(Items from a figure collection)
========================================================================

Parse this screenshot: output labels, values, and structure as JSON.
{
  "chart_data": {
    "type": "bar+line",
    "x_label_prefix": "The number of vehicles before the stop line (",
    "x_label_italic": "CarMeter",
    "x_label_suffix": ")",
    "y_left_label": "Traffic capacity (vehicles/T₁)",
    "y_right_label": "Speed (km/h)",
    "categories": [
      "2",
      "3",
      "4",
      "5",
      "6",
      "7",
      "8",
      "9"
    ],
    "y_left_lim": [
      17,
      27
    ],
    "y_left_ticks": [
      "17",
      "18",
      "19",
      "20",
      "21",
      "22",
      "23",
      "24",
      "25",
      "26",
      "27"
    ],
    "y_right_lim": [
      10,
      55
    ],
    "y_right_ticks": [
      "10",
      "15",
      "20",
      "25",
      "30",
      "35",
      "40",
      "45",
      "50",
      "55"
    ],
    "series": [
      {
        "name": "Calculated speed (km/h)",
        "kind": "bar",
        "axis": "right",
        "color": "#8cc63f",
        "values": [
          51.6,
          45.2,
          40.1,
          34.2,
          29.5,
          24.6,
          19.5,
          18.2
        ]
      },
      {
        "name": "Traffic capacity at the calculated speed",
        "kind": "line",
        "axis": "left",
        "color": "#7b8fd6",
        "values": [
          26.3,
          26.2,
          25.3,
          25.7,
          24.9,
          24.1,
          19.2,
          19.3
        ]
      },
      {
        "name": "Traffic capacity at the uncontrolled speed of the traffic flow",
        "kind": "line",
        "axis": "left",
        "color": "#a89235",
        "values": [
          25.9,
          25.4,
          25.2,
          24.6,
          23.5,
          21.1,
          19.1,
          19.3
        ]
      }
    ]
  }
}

========================================================================

### WHAT NEEDS TO BE DONE
Write out every line of the records exactly.

### RESPONSE TO THE EXERCISE
Parse this screenshot: output labels, values, and structure as JSON.
{
  "chart_data": {
    "type": "bar+line",
    "x_label_prefix": "The number of vehicles before the stop line (",
    "x_label_italic": "CarMeter",
    "x_label_suffix": ")",
    "y_left_label": "Traffic capacity (vehicles/T₁)",
    "y_right_label": "Speed (km/h)",
    "categories": [
      "2",
      "3",
      "4",
      "5",
      "6",
      "7",
      "8",
      "9"
    ],
    "y_left_lim": [
      17,
      27
    ],
    "y_left_ticks": [
      "17",
      "18",
      "19",
      "20",
      "21",
      "22",
      "23",
      "24",
      "25",
      "26",
      "27"
    ],
    "y_right_lim": [
      10,
      55
    ],
    "y_right_ticks": [
      "10",
      "15",
      "20",
      "25",
      "30",
      "35",
      "40",
      "45",
      "50",
      "55"
    ],
    "series": [
      {
        "name": "Calculated speed (km/h)",
        "kind": "bar",
        "axis": "right",
        "color": "#8cc63f",
        "values": [
          51.6,
          45.2,
          40.1,
          34.2,
          29.5,
          24.6,
          19.5,
          18.2
        ]
      },
      {
        "name": "Traffic capacity at the calculated speed",
        "kind": "line",
        "axis": "left",
        "color": "#7b8fd6",
        "values": [
          26.3,
          26.2,
          25.3,
          25.7,
          24.9,
          24.1,
          19.2,
          19.3
        ]
      },
      {
        "name": "Traffic capacity at the uncontrolled speed of the traffic flow",
        "kind": "line",
        "axis": "left",
        "color": "#a89235",
        "values": [
          25.9,
          25.4,
          25.2,
          24.6,
          23.5,
          21.1,
          19.1,
          19.3
        ]
      }
    ]
  }
}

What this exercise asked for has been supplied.